Below is a listing to transcribe in full and exactly; keep the pictures out.

**DATASET EXCERPTS**
Start
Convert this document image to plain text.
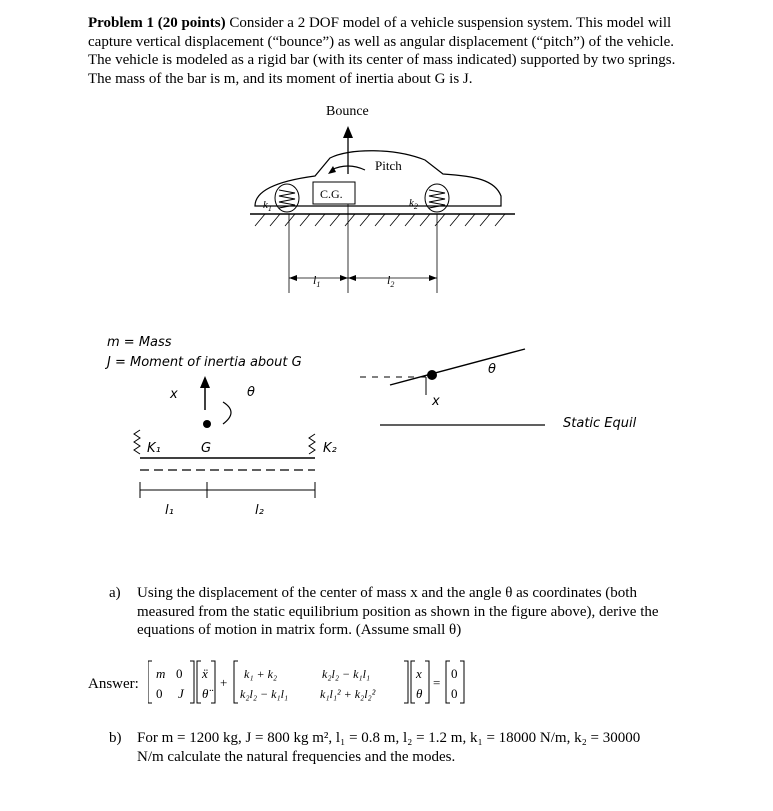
Problem 1 (20 points) Consider a 2 DOF model of a vehicle suspension system. This model will capture vertical displacement (“bounce”) as well as angular displacement (“pitch”) of the vehicle. The vehicle is modeled as a rigid bar (with its center of mass indicated) supported by two springs. The mass of the bar is m, and its moment of inertia about G is J.
Bounce
Pitch
C.G.
$k_1$	$k_2$
$l_1$	$l_2$
m = Mass
J = Moment of inertia about G
x	θ
G
K₁	K₂
l₁	l₂
θ
x
Static Equil
a) Using the displacement of the center of mass x and the angle θ as coordinates (both measured from the static equilibrium position as shown in the figure above), derive the equations of motion in matrix form. (Assume small θ)
Answer:
m 0
0 J
ẍ
θ̈
+
k₁ + k₂	k₂l₂ − k₁l₁
k₂l₂ − k₁l₁	k₁l₁² + k₂l₂²
x
θ
=
0
0
b) For m = 1200 kg, J = 800 kg m², l₁ = 0.8 m, l₂ = 1.2 m, k₁ = 18000 N/m, k₂ = 30000 N/m calculate the natural frequencies and the modes.
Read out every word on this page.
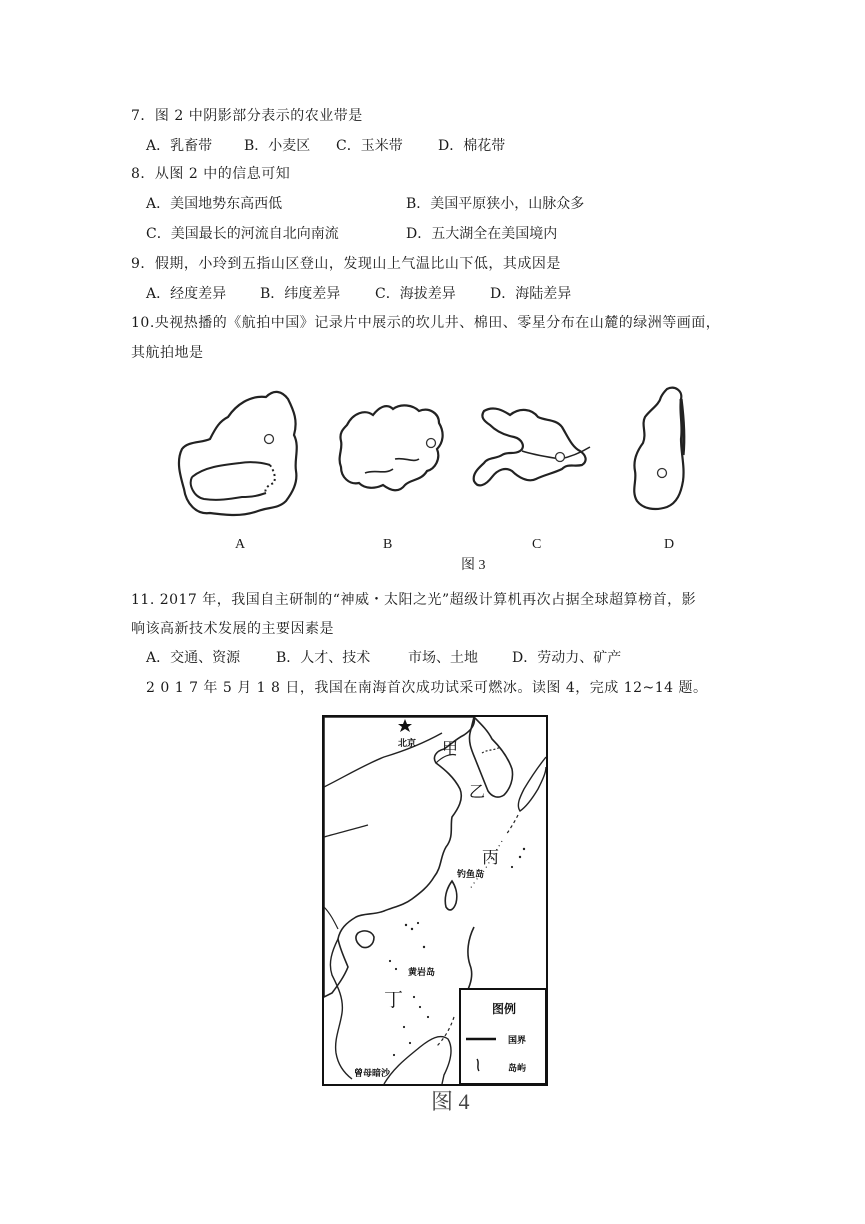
7．图 2 中阴影部分表示的农业带是
A．乳畜带 B．小麦区 C．玉米带	D．棉花带
8．从图 2 中的信息可知
A．美国地势东高西低	B．美国平原狭小，山脉众多
C．美国最长的河流自北向南流	D．五大湖全在美国境内
9．假期，小玲到五指山区登山，发现山上气温比山下低，其成因是
A．经度差异 B．纬度差异 C．海拔差异 D．海陆差异
10.央视热播的《航拍中国》记录片中展示的坎儿井、棉田、零星分布在山麓的绿洲等画面，
其航拍地是
A	B	C	D
图 3
11. 2017 年，我国自主研制的“神威・太阳之光”超级计算机再次占据全球超算榜首，影
响该高新技术发展的主要因素是
A．交通、资源	B．人才、技术	市场、土地 D．劳动力、矿产
2 0 1 7 年 5 月 1 8 日，我国在南海首次成功试采可燃冰。读图 4，完成 12~14 题。
北京 甲
乙
丙
钓鱼岛
黄岩岛
丁
曾母暗沙
图例
国界
岛屿
图 4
End
**COMPLETE RESPONSE**
Convert this document image to plain text.
Problem 1 (20 points) Consider a 2 DOF model of a vehicle suspension system. This model will capture vertical displacement (“bounce”) as well as angular displacement (“pitch”) of the vehicle. The vehicle is modeled as a rigid bar (with its center of mass indicated) supported by two springs. The mass of the bar is m, and its moment of inertia about G is J.
Bounce
Pitch
C.G.
$k_1$	$k_2$
$l_1$	$l_2$
m = Mass
J = Moment of inertia about G
x	θ
G
K₁	K₂
l₁	l₂
θ
x
Static Equil
a) Using the displacement of the center of mass x and the angle θ as coordinates (both measured from the static equilibrium position as shown in the figure above), derive the equations of motion in matrix form. (Assume small θ)
Answer:
m 0
0 J
ẍ
θ̈
+
k₁ + k₂	k₂l₂ − k₁l₁
k₂l₂ − k₁l₁	k₁l₁² + k₂l₂²
x
θ
=
0
0
b) For m = 1200 kg, J = 800 kg m², l₁ = 0.8 m, l₂ = 1.2 m, k₁ = 18000 N/m, k₂ = 30000 N/m calculate the natural frequencies and the modes.
Read out every word on this page.
7．图 2 中阴影部分表示的农业带是
A．乳畜带 B．小麦区 C．玉米带	D．棉花带
8．从图 2 中的信息可知
A．美国地势东高西低	B．美国平原狭小，山脉众多
C．美国最长的河流自北向南流	D．五大湖全在美国境内
9．假期，小玲到五指山区登山，发现山上气温比山下低，其成因是
A．经度差异 B．纬度差异 C．海拔差异 D．海陆差异
10.央视热播的《航拍中国》记录片中展示的坎儿井、棉田、零星分布在山麓的绿洲等画面，
其航拍地是
A	B	C	D
图 3
11. 2017 年，我国自主研制的“神威・太阳之光”超级计算机再次占据全球超算榜首，影
响该高新技术发展的主要因素是
A．交通、资源	B．人才、技术	市场、土地 D．劳动力、矿产
2 0 1 7 年 5 月 1 8 日，我国在南海首次成功试采可燃冰。读图 4，完成 12~14 题。
北京 甲
乙
丙
钓鱼岛
黄岩岛
丁
曾母暗沙
图例
国界
岛屿
图 4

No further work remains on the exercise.